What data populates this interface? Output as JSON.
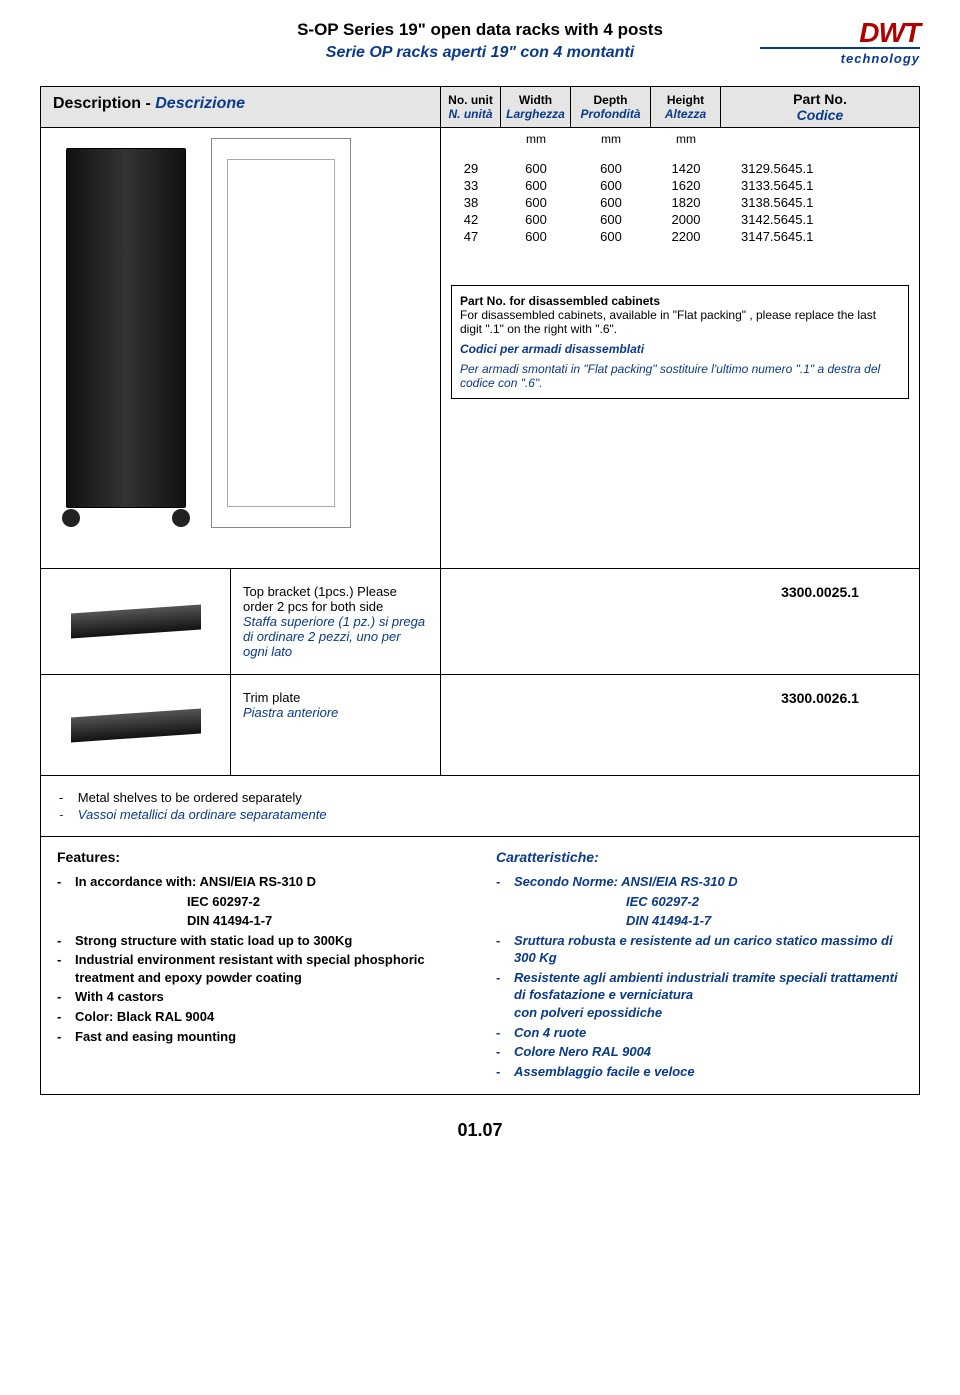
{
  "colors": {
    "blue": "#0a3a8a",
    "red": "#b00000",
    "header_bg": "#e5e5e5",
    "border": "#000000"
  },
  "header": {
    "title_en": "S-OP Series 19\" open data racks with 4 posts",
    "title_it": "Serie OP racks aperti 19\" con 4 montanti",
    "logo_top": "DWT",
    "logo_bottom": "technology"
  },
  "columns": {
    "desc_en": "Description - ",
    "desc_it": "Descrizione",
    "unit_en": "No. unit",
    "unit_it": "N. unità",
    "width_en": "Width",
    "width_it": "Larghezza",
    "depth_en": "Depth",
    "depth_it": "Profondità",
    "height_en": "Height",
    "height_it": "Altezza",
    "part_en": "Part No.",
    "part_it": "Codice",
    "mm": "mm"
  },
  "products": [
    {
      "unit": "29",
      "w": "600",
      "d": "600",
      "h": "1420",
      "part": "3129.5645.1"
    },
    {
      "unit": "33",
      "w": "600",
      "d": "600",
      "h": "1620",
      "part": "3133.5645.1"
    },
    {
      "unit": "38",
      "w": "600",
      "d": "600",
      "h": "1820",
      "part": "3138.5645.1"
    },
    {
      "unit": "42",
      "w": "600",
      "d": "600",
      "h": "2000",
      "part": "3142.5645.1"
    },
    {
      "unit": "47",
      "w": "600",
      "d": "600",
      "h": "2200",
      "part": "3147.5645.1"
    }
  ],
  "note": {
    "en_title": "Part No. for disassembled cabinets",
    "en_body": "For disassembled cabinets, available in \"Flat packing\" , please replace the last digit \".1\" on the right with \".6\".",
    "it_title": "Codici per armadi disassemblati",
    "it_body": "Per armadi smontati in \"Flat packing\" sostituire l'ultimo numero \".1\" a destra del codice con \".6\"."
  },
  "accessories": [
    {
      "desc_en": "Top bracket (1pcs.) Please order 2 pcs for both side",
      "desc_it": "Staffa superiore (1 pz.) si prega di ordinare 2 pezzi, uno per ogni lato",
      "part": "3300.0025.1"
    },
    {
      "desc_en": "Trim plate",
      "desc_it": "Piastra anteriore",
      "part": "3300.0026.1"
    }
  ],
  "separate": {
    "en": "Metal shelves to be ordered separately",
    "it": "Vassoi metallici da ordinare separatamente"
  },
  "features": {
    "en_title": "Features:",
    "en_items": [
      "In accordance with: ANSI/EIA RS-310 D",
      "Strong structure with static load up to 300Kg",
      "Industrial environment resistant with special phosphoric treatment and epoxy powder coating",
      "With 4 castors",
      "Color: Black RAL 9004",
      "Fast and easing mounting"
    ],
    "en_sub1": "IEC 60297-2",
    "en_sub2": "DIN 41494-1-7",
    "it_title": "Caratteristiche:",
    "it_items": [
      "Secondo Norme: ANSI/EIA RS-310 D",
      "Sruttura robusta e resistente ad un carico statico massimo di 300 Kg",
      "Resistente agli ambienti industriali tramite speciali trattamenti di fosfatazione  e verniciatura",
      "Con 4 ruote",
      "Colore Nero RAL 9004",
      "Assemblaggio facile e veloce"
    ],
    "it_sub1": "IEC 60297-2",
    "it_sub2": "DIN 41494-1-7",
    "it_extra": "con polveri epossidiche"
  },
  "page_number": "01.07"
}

_ _ _ _ _

* AIM
Reproduce all entries exactly. Pictures do not belong in the copy.

* OUTPUT BELOW
What data populates this interface? Output as JSON.
{
  "colors": {
    "blue": "#0a3a8a",
    "red": "#b00000",
    "header_bg": "#e5e5e5",
    "border": "#000000"
  },
  "header": {
    "title_en": "S-OP Series 19\" open data racks with 4 posts",
    "title_it": "Serie OP racks aperti 19\" con 4 montanti",
    "logo_top": "DWT",
    "logo_bottom": "technology"
  },
  "columns": {
    "desc_en": "Description - ",
    "desc_it": "Descrizione",
    "unit_en": "No. unit",
    "unit_it": "N. unità",
    "width_en": "Width",
    "width_it": "Larghezza",
    "depth_en": "Depth",
    "depth_it": "Profondità",
    "height_en": "Height",
    "height_it": "Altezza",
    "part_en": "Part No.",
    "part_it": "Codice",
    "mm": "mm"
  },
  "products": [
    {
      "unit": "29",
      "w": "600",
      "d": "600",
      "h": "1420",
      "part": "3129.5645.1"
    },
    {
      "unit": "33",
      "w": "600",
      "d": "600",
      "h": "1620",
      "part": "3133.5645.1"
    },
    {
      "unit": "38",
      "w": "600",
      "d": "600",
      "h": "1820",
      "part": "3138.5645.1"
    },
    {
      "unit": "42",
      "w": "600",
      "d": "600",
      "h": "2000",
      "part": "3142.5645.1"
    },
    {
      "unit": "47",
      "w": "600",
      "d": "600",
      "h": "2200",
      "part": "3147.5645.1"
    }
  ],
  "note": {
    "en_title": "Part No. for disassembled cabinets",
    "en_body": "For disassembled cabinets, available in \"Flat packing\" , please replace the last digit \".1\" on the right with \".6\".",
    "it_title": "Codici per armadi disassemblati",
    "it_body": "Per armadi smontati in \"Flat packing\" sostituire l'ultimo numero \".1\" a destra del codice con \".6\"."
  },
  "accessories": [
    {
      "desc_en": "Top bracket (1pcs.) Please order 2 pcs for both side",
      "desc_it": "Staffa superiore (1 pz.) si prega di ordinare 2 pezzi, uno per ogni lato",
      "part": "3300.0025.1"
    },
    {
      "desc_en": "Trim plate",
      "desc_it": "Piastra anteriore",
      "part": "3300.0026.1"
    }
  ],
  "separate": {
    "en": "Metal shelves to be ordered separately",
    "it": "Vassoi metallici da ordinare separatamente"
  },
  "features": {
    "en_title": "Features:",
    "en_items": [
      "In accordance with: ANSI/EIA RS-310 D",
      "Strong structure with static load up to 300Kg",
      "Industrial environment resistant with special phosphoric treatment and epoxy powder coating",
      "With 4 castors",
      "Color: Black RAL 9004",
      "Fast and easing mounting"
    ],
    "en_sub1": "IEC 60297-2",
    "en_sub2": "DIN 41494-1-7",
    "it_title": "Caratteristiche:",
    "it_items": [
      "Secondo Norme: ANSI/EIA RS-310 D",
      "Sruttura robusta e resistente ad un carico statico massimo di 300 Kg",
      "Resistente agli ambienti industriali tramite speciali trattamenti di fosfatazione  e verniciatura",
      "Con 4 ruote",
      "Colore Nero RAL 9004",
      "Assemblaggio facile e veloce"
    ],
    "it_sub1": "IEC 60297-2",
    "it_sub2": "DIN 41494-1-7",
    "it_extra": "con polveri epossidiche"
  },
  "page_number": "01.07"
}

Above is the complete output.